■ Directive ■
Report how many lines in the records hold the string "hole"; give the number and nothing else.

# START OF Supplied material

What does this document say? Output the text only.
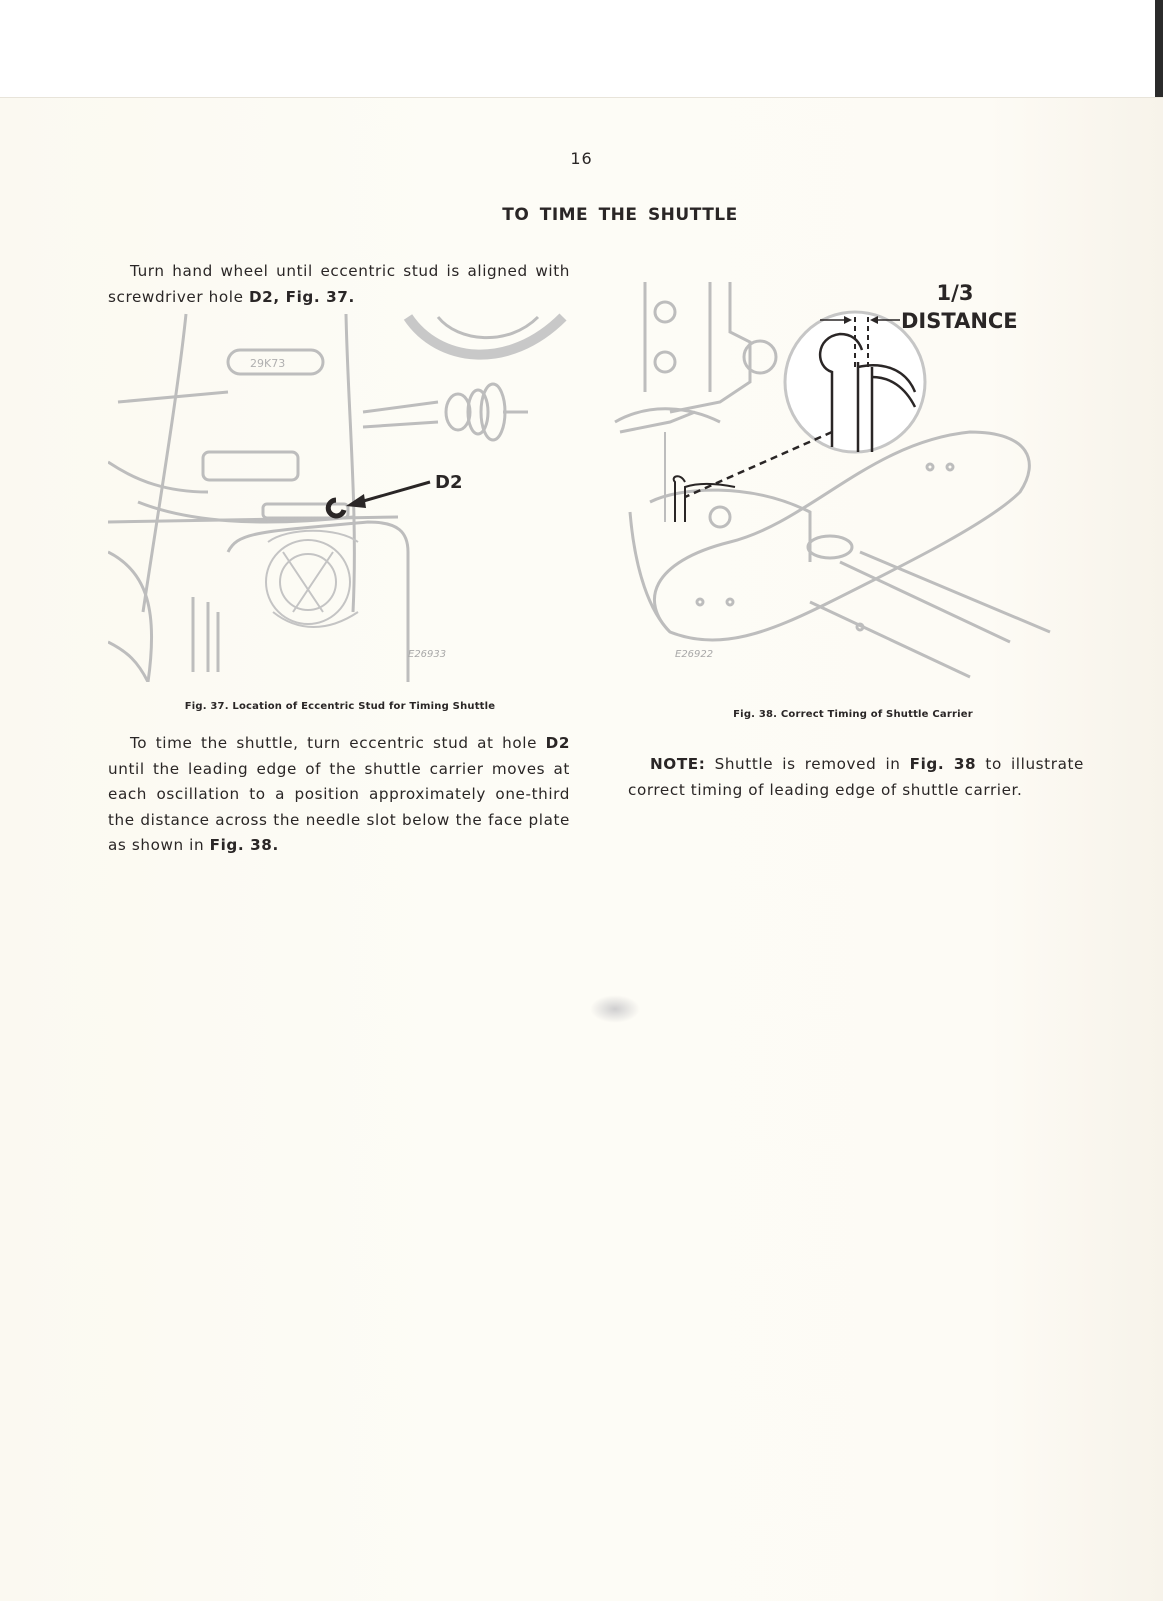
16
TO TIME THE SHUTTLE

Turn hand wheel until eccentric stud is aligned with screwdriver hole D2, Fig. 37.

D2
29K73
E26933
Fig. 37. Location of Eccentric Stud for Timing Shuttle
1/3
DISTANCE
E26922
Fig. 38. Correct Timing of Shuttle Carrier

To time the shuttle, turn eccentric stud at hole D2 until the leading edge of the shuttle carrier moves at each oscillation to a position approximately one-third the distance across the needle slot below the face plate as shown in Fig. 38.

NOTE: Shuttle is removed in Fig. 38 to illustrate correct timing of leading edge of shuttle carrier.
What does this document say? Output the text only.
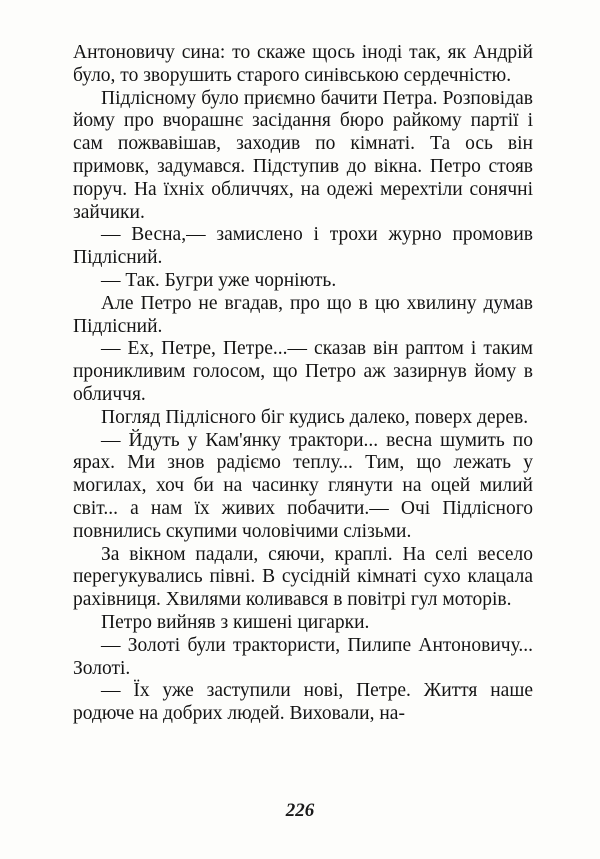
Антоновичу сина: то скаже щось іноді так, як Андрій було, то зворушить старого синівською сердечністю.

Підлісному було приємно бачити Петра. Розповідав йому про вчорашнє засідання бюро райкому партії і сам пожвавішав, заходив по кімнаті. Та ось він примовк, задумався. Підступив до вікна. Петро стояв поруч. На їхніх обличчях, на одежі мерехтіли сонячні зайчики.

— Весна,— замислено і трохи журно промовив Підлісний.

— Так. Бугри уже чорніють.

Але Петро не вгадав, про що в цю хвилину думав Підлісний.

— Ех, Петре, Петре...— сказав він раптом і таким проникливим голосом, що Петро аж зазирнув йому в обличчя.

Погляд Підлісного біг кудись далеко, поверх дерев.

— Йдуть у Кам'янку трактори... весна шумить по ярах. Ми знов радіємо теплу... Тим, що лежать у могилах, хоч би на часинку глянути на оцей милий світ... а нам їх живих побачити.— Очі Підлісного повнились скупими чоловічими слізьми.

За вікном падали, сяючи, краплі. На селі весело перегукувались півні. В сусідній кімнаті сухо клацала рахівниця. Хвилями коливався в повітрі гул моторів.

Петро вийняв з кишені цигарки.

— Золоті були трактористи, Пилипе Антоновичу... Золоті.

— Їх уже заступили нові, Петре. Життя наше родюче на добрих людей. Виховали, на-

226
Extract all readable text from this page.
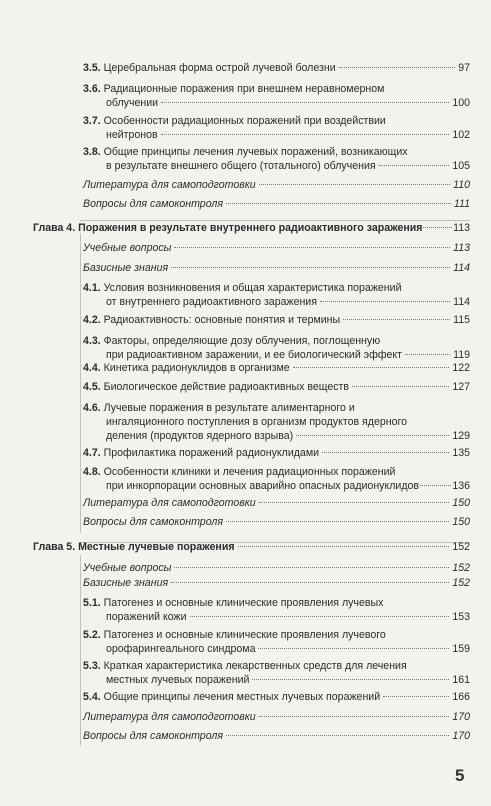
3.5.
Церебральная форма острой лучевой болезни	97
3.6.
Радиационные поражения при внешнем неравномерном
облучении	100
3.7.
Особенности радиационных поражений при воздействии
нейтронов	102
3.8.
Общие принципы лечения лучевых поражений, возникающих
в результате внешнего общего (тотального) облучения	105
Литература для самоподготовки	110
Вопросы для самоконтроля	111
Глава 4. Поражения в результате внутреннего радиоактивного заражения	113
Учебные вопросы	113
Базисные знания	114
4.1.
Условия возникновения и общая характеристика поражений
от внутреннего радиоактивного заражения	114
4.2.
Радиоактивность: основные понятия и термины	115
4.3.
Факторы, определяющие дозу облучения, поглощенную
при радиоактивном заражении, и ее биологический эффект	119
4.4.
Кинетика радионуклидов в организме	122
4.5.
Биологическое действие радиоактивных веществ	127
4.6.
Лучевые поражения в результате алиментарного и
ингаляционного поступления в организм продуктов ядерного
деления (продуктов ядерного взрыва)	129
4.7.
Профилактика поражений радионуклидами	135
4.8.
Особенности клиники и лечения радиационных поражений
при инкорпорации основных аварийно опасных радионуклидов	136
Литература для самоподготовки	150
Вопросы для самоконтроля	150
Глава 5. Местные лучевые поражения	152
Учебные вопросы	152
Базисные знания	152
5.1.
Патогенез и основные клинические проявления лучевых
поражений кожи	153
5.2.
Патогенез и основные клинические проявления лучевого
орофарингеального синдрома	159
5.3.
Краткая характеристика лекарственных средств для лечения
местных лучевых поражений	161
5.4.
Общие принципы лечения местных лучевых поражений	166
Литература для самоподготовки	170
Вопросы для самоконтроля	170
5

# END OF Supplied material
# START OF Supplied material

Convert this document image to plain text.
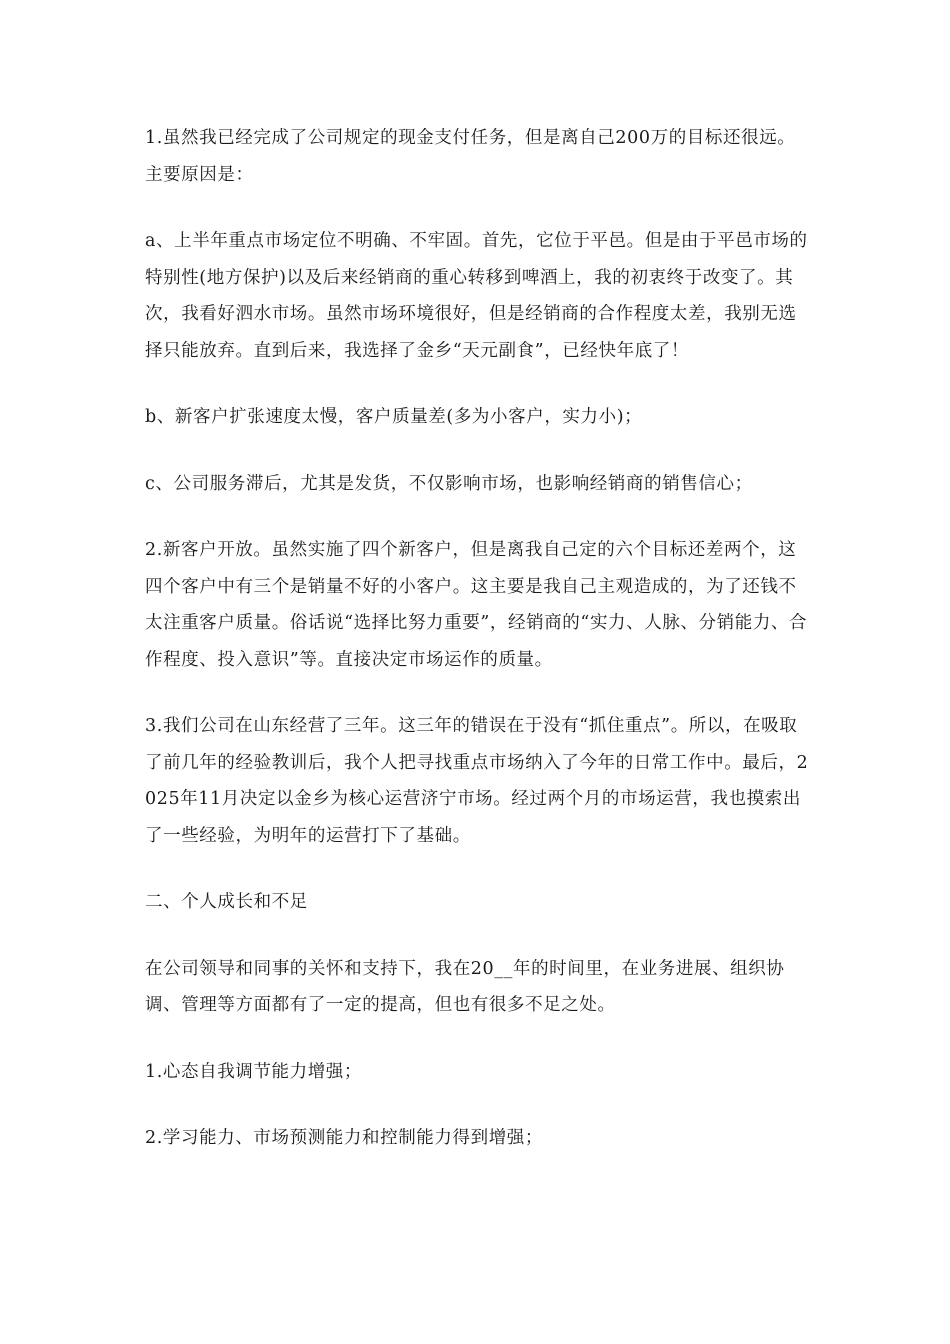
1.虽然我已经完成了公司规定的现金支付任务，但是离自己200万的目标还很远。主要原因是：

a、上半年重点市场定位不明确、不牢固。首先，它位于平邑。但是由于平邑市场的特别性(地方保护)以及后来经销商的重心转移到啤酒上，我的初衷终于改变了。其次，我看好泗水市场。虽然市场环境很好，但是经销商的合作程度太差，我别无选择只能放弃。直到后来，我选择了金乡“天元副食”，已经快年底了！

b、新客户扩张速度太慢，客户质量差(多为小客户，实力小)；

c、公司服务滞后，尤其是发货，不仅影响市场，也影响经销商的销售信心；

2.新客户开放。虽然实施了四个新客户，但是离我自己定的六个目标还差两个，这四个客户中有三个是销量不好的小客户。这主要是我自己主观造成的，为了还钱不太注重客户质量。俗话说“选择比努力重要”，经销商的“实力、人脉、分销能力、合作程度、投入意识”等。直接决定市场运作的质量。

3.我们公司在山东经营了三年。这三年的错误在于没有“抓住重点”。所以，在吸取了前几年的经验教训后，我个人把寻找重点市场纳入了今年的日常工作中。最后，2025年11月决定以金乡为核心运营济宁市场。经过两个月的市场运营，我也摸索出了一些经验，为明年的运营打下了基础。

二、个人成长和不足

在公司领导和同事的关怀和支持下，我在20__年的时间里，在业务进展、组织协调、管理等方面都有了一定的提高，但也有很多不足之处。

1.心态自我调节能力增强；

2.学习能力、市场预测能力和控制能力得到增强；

# END OF Supplied material

■ Solution ■
2